---------- Entries ----------

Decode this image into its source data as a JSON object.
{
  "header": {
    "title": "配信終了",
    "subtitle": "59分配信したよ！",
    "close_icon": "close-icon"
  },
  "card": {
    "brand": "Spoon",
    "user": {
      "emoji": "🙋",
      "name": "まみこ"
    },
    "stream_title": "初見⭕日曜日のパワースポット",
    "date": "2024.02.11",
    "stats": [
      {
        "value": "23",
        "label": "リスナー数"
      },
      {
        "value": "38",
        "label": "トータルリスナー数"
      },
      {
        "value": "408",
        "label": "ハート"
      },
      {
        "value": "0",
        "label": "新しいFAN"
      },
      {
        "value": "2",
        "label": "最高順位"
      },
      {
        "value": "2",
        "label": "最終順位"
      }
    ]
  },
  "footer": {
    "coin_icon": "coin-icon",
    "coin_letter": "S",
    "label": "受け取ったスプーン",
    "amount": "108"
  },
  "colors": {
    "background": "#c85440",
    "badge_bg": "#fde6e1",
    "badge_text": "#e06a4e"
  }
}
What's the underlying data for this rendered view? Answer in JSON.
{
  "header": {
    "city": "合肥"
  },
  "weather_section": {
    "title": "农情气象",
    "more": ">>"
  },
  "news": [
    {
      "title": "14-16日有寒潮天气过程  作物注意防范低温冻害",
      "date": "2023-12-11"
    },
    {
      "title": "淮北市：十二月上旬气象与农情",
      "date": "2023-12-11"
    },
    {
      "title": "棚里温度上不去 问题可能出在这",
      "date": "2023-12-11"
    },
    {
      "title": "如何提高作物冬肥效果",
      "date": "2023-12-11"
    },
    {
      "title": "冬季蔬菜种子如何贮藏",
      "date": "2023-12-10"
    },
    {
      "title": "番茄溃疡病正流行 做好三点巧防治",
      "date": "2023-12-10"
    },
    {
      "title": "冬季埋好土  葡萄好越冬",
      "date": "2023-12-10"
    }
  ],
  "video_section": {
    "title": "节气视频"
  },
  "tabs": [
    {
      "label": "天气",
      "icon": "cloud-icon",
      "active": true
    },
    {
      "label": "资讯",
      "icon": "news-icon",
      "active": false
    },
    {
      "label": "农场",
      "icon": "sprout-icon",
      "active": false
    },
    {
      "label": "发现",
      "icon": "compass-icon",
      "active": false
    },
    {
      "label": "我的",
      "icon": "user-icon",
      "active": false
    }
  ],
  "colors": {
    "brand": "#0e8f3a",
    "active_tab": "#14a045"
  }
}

----------

▶ **Task to complete**
Reproduce the data in full, exactly as presented.

▶ **Response**
Decode this image into its source data as a JSON object.
{
  "header": {
    "title": "配信終了",
    "subtitle": "59分配信したよ！",
    "close_icon": "close-icon"
  },
  "card": {
    "brand": "Spoon",
    "user": {
      "emoji": "🙋",
      "name": "まみこ"
    },
    "stream_title": "初見⭕日曜日のパワースポット",
    "date": "2024.02.11",
    "stats": [
      {
        "value": "23",
        "label": "リスナー数"
      },
      {
        "value": "38",
        "label": "トータルリスナー数"
      },
      {
        "value": "408",
        "label": "ハート"
      },
      {
        "value": "0",
        "label": "新しいFAN"
      },
      {
        "value": "2",
        "label": "最高順位"
      },
      {
        "value": "2",
        "label": "最終順位"
      }
    ]
  },
  "footer": {
    "coin_icon": "coin-icon",
    "coin_letter": "S",
    "label": "受け取ったスプーン",
    "amount": "108"
  },
  "colors": {
    "background": "#c85440",
    "badge_bg": "#fde6e1",
    "badge_text": "#e06a4e"
  }
}
What's the underlying data for this rendered view? Answer in JSON.
{
  "header": {
    "city": "合肥"
  },
  "weather_section": {
    "title": "农情气象",
    "more": ">>"
  },
  "news": [
    {
      "title": "14-16日有寒潮天气过程  作物注意防范低温冻害",
      "date": "2023-12-11"
    },
    {
      "title": "淮北市：十二月上旬气象与农情",
      "date": "2023-12-11"
    },
    {
      "title": "棚里温度上不去 问题可能出在这",
      "date": "2023-12-11"
    },
    {
      "title": "如何提高作物冬肥效果",
      "date": "2023-12-11"
    },
    {
      "title": "冬季蔬菜种子如何贮藏",
      "date": "2023-12-10"
    },
    {
      "title": "番茄溃疡病正流行 做好三点巧防治",
      "date": "2023-12-10"
    },
    {
      "title": "冬季埋好土  葡萄好越冬",
      "date": "2023-12-10"
    }
  ],
  "video_section": {
    "title": "节气视频"
  },
  "tabs": [
    {
      "label": "天气",
      "icon": "cloud-icon",
      "active": true
    },
    {
      "label": "资讯",
      "icon": "news-icon",
      "active": false
    },
    {
      "label": "农场",
      "icon": "sprout-icon",
      "active": false
    },
    {
      "label": "发现",
      "icon": "compass-icon",
      "active": false
    },
    {
      "label": "我的",
      "icon": "user-icon",
      "active": false
    }
  ],
  "colors": {
    "brand": "#0e8f3a",
    "active_tab": "#14a045"
  }
}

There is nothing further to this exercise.